### What you will do
Retype each record shown below, leaving every character as it is.

### Records for this exercise
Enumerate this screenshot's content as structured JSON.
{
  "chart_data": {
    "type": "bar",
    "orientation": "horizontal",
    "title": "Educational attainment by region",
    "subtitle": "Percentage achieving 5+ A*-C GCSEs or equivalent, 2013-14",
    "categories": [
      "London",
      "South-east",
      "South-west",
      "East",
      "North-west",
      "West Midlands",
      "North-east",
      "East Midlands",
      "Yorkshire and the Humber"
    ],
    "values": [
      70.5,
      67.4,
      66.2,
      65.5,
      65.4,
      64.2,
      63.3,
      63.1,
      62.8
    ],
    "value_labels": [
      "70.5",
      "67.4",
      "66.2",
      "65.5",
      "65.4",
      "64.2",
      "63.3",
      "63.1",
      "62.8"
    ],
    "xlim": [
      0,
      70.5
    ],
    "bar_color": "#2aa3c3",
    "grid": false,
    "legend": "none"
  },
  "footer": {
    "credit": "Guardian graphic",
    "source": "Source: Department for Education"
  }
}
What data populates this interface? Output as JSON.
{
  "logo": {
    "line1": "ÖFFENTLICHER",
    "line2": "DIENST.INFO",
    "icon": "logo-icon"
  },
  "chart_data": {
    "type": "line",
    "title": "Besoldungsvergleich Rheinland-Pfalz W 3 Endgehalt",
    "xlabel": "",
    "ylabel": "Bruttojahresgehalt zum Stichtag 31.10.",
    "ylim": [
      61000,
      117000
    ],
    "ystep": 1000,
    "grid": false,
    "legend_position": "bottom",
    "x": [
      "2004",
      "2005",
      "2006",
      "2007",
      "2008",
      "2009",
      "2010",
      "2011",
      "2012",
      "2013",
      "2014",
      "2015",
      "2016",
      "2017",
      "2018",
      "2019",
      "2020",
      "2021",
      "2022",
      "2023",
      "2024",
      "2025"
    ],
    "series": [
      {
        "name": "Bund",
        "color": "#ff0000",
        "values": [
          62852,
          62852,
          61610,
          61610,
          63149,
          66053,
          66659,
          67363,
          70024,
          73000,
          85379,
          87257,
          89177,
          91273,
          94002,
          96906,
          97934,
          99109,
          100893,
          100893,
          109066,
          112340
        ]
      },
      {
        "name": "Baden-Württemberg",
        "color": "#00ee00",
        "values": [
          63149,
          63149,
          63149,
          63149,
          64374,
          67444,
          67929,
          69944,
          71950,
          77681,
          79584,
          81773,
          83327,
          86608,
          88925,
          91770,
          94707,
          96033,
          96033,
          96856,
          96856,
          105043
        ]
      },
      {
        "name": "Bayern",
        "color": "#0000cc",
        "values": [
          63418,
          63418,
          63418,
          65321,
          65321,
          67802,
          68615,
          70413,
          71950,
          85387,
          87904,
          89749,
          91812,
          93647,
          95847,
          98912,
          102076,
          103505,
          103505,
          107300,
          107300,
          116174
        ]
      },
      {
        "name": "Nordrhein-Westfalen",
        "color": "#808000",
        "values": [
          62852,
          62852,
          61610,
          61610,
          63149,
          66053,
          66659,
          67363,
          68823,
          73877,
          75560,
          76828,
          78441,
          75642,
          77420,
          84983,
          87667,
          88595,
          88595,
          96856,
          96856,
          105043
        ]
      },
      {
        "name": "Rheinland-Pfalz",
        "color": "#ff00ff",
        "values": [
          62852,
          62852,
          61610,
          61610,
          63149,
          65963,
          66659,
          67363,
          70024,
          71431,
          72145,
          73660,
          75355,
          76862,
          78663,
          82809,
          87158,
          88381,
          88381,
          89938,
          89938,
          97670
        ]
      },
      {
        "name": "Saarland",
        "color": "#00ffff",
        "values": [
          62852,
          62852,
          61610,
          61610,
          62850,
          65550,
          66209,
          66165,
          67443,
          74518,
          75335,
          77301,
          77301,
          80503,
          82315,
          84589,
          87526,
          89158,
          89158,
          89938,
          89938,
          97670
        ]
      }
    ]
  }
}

### Solved exercise
Enumerate this screenshot's content as structured JSON.
{
  "chart_data": {
    "type": "bar",
    "orientation": "horizontal",
    "title": "Educational attainment by region",
    "subtitle": "Percentage achieving 5+ A*-C GCSEs or equivalent, 2013-14",
    "categories": [
      "London",
      "South-east",
      "South-west",
      "East",
      "North-west",
      "West Midlands",
      "North-east",
      "East Midlands",
      "Yorkshire and the Humber"
    ],
    "values": [
      70.5,
      67.4,
      66.2,
      65.5,
      65.4,
      64.2,
      63.3,
      63.1,
      62.8
    ],
    "value_labels": [
      "70.5",
      "67.4",
      "66.2",
      "65.5",
      "65.4",
      "64.2",
      "63.3",
      "63.1",
      "62.8"
    ],
    "xlim": [
      0,
      70.5
    ],
    "bar_color": "#2aa3c3",
    "grid": false,
    "legend": "none"
  },
  "footer": {
    "credit": "Guardian graphic",
    "source": "Source: Department for Education"
  }
}
What data populates this interface? Output as JSON.
{
  "logo": {
    "line1": "ÖFFENTLICHER",
    "line2": "DIENST.INFO",
    "icon": "logo-icon"
  },
  "chart_data": {
    "type": "line",
    "title": "Besoldungsvergleich Rheinland-Pfalz W 3 Endgehalt",
    "xlabel": "",
    "ylabel": "Bruttojahresgehalt zum Stichtag 31.10.",
    "ylim": [
      61000,
      117000
    ],
    "ystep": 1000,
    "grid": false,
    "legend_position": "bottom",
    "x": [
      "2004",
      "2005",
      "2006",
      "2007",
      "2008",
      "2009",
      "2010",
      "2011",
      "2012",
      "2013",
      "2014",
      "2015",
      "2016",
      "2017",
      "2018",
      "2019",
      "2020",
      "2021",
      "2022",
      "2023",
      "2024",
      "2025"
    ],
    "series": [
      {
        "name": "Bund",
        "color": "#ff0000",
        "values": [
          62852,
          62852,
          61610,
          61610,
          63149,
          66053,
          66659,
          67363,
          70024,
          73000,
          85379,
          87257,
          89177,
          91273,
          94002,
          96906,
          97934,
          99109,
          100893,
          100893,
          109066,
          112340
        ]
      },
      {
        "name": "Baden-Württemberg",
        "color": "#00ee00",
        "values": [
          63149,
          63149,
          63149,
          63149,
          64374,
          67444,
          67929,
          69944,
          71950,
          77681,
          79584,
          81773,
          83327,
          86608,
          88925,
          91770,
          94707,
          96033,
          96033,
          96856,
          96856,
          105043
        ]
      },
      {
        "name": "Bayern",
        "color": "#0000cc",
        "values": [
          63418,
          63418,
          63418,
          65321,
          65321,
          67802,
          68615,
          70413,
          71950,
          85387,
          87904,
          89749,
          91812,
          93647,
          95847,
          98912,
          102076,
          103505,
          103505,
          107300,
          107300,
          116174
        ]
      },
      {
        "name": "Nordrhein-Westfalen",
        "color": "#808000",
        "values": [
          62852,
          62852,
          61610,
          61610,
          63149,
          66053,
          66659,
          67363,
          68823,
          73877,
          75560,
          76828,
          78441,
          75642,
          77420,
          84983,
          87667,
          88595,
          88595,
          96856,
          96856,
          105043
        ]
      },
      {
        "name": "Rheinland-Pfalz",
        "color": "#ff00ff",
        "values": [
          62852,
          62852,
          61610,
          61610,
          63149,
          65963,
          66659,
          67363,
          70024,
          71431,
          72145,
          73660,
          75355,
          76862,
          78663,
          82809,
          87158,
          88381,
          88381,
          89938,
          89938,
          97670
        ]
      },
      {
        "name": "Saarland",
        "color": "#00ffff",
        "values": [
          62852,
          62852,
          61610,
          61610,
          62850,
          65550,
          66209,
          66165,
          67443,
          74518,
          75335,
          77301,
          77301,
          80503,
          82315,
          84589,
          87526,
          89158,
          89158,
          89938,
          89938,
          97670
        ]
      }
    ]
  }
}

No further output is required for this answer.